EXERCISE TASK — In the entries below, count the lines holding "Gutau". Reply with the number only.

.....

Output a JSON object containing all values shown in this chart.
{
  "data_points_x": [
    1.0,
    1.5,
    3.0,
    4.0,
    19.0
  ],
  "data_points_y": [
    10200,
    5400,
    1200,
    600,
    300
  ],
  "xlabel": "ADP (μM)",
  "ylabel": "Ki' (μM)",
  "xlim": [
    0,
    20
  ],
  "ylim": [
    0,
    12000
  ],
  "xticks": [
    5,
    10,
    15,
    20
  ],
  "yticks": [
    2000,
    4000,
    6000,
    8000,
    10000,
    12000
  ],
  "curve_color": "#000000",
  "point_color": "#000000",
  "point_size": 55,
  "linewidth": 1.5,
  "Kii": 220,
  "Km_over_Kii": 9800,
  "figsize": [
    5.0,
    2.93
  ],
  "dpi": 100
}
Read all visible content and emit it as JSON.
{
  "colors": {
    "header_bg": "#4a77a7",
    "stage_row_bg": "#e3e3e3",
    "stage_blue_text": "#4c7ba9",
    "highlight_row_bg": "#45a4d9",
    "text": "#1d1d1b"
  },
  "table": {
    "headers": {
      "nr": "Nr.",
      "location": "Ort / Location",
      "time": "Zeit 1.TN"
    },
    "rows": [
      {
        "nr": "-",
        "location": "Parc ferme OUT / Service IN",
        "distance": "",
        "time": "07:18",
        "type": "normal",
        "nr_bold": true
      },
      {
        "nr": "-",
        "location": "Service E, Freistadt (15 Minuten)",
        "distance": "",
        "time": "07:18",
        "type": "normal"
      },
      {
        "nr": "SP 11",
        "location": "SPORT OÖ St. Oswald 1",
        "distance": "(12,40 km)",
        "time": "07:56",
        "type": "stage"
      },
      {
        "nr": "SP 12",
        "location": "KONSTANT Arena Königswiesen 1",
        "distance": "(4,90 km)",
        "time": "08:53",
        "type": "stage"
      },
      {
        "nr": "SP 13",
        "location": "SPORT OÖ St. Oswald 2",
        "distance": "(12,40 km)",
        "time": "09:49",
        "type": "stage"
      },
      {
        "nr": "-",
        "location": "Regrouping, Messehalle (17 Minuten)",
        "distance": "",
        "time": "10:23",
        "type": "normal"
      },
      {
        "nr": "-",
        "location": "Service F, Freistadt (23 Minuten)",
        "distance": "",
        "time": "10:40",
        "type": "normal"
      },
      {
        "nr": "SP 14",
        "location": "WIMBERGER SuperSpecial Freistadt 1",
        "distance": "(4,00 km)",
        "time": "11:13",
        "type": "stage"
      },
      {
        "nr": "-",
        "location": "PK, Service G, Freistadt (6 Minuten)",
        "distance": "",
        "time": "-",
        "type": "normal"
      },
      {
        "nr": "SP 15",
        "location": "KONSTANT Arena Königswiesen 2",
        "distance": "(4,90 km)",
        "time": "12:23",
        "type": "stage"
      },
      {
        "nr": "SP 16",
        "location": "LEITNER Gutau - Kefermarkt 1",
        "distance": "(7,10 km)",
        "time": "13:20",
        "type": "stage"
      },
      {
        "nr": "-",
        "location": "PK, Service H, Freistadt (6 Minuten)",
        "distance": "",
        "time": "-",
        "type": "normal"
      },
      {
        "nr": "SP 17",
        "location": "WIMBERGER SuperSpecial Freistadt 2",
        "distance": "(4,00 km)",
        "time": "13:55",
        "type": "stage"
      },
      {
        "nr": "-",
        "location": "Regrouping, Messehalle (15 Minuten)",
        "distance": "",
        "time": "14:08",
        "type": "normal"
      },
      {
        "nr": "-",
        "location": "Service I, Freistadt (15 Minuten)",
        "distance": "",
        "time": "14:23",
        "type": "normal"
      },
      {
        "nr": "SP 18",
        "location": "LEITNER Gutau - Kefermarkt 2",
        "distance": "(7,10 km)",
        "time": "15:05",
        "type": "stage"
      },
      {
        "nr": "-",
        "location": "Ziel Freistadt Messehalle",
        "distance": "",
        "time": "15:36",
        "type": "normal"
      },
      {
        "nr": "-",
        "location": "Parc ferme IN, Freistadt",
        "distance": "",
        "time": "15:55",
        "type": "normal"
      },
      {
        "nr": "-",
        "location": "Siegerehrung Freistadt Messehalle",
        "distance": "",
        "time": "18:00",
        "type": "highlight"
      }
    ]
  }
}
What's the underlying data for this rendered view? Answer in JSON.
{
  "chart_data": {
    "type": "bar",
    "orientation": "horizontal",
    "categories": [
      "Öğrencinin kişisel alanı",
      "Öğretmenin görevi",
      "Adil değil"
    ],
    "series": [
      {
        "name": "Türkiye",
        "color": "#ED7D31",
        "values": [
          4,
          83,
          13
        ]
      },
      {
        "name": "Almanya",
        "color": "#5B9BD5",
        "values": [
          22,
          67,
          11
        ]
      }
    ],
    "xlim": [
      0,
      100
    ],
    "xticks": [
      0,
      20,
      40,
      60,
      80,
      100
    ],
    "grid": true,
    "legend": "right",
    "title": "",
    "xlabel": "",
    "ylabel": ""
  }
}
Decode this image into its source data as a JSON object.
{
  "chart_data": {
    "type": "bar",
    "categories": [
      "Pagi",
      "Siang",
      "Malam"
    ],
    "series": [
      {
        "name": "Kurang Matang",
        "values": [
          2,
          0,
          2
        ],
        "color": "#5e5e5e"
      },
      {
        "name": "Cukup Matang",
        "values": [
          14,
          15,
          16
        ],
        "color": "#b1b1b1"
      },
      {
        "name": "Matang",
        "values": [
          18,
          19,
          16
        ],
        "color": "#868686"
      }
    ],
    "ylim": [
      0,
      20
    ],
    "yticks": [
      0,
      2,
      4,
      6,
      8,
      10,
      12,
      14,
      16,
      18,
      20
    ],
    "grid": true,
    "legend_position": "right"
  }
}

.....

REPLY TO THE TASK — 2